## What you need to do
Each line that includes the word "mantissa" counts once; give the total and nothing more.

___ Provided material

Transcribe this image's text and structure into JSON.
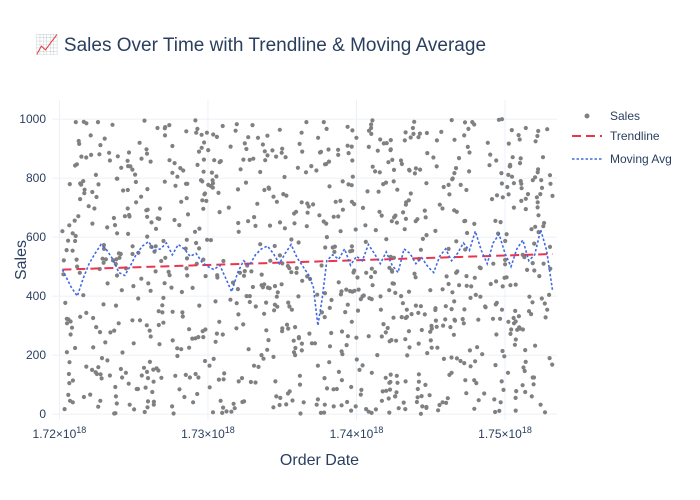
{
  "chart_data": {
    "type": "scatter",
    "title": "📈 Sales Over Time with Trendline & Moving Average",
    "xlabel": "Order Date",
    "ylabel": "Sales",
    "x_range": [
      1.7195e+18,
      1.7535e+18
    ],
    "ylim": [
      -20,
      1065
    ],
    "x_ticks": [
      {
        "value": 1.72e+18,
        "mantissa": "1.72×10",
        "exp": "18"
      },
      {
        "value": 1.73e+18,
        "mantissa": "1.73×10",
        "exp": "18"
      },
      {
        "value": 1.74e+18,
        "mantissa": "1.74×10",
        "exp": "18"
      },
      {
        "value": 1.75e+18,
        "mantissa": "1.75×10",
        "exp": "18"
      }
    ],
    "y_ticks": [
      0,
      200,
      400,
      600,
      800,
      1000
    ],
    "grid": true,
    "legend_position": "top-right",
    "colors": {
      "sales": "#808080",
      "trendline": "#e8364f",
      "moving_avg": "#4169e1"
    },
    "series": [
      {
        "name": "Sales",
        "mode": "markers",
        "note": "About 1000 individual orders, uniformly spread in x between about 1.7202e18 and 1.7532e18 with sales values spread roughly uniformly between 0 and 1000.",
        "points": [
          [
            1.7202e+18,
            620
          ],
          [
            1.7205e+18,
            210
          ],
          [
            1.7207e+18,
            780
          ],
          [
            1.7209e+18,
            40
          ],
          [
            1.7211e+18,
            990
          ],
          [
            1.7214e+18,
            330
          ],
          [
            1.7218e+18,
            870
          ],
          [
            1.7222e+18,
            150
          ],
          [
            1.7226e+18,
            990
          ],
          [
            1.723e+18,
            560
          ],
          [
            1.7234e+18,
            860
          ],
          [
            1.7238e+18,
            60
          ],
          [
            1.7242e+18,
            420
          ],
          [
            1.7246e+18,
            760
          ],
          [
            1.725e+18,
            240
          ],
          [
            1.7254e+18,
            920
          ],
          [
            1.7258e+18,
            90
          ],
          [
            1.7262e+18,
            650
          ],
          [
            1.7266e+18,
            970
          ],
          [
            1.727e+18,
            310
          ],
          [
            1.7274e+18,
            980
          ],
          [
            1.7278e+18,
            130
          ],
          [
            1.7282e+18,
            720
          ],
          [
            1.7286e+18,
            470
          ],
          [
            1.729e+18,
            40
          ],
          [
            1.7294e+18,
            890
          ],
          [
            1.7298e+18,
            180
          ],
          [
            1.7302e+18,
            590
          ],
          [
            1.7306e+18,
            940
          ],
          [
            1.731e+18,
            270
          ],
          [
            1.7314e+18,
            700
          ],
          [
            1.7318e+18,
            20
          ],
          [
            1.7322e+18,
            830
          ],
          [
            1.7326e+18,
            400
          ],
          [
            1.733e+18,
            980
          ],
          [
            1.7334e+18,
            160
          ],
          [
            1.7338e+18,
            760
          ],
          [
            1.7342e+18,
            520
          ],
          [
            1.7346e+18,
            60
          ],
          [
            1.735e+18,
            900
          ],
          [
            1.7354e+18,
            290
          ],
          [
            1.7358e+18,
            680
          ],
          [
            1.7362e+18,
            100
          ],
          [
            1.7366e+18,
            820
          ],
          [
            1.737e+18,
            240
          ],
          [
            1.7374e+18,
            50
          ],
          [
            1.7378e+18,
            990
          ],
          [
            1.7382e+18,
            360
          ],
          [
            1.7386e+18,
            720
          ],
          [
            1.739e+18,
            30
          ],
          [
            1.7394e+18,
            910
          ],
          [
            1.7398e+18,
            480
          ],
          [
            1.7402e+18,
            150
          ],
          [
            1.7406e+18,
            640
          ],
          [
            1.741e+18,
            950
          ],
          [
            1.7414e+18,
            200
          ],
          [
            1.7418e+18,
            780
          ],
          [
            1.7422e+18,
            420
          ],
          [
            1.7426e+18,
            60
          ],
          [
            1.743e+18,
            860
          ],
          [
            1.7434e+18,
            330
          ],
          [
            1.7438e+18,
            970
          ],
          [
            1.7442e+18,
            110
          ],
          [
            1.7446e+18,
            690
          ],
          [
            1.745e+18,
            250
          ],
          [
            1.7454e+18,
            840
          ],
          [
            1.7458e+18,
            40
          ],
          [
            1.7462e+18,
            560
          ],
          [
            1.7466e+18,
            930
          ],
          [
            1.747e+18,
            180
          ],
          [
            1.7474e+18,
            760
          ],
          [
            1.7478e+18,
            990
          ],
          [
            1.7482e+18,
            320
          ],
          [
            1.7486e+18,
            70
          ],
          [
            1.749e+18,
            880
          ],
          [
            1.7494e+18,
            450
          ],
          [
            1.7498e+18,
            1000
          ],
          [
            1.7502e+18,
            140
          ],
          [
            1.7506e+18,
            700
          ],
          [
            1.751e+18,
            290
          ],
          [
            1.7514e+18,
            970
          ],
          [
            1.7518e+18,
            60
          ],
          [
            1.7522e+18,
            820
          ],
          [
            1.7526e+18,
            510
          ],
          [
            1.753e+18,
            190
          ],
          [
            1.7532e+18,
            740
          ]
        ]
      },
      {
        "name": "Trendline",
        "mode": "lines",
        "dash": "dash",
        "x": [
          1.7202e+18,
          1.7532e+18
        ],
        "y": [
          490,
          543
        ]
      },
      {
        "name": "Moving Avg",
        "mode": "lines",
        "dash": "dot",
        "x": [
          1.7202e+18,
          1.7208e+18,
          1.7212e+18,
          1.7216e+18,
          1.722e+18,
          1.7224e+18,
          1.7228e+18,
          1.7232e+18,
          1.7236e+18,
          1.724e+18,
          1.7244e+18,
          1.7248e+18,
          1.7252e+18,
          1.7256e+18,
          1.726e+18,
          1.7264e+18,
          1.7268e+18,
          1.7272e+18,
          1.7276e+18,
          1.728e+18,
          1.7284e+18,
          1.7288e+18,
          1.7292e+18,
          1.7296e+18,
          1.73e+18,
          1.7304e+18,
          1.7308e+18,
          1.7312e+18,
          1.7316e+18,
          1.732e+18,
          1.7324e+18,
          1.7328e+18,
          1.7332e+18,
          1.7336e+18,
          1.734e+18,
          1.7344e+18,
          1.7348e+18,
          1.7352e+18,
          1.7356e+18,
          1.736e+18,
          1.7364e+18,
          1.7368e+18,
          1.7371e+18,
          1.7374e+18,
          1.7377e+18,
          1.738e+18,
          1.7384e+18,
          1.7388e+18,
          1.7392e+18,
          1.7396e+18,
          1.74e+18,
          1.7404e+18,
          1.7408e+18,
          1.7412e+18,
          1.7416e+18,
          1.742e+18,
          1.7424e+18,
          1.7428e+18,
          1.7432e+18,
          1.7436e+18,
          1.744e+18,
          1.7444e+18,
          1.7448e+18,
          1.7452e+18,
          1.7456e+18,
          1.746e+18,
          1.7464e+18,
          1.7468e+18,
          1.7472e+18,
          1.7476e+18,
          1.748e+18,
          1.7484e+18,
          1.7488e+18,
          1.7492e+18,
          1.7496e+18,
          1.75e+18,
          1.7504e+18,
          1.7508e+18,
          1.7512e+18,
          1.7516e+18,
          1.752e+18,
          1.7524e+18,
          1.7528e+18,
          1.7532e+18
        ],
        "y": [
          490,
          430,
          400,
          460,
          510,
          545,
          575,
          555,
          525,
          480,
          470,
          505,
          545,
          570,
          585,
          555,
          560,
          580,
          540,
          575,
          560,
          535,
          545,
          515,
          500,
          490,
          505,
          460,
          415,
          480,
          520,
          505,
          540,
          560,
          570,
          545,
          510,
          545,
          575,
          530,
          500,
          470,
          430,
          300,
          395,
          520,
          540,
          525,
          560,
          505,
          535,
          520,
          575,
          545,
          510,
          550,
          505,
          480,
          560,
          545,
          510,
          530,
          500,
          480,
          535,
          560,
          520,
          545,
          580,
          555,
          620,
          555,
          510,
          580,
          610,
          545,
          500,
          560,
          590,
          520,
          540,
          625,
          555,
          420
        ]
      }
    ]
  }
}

______

## Correct response
4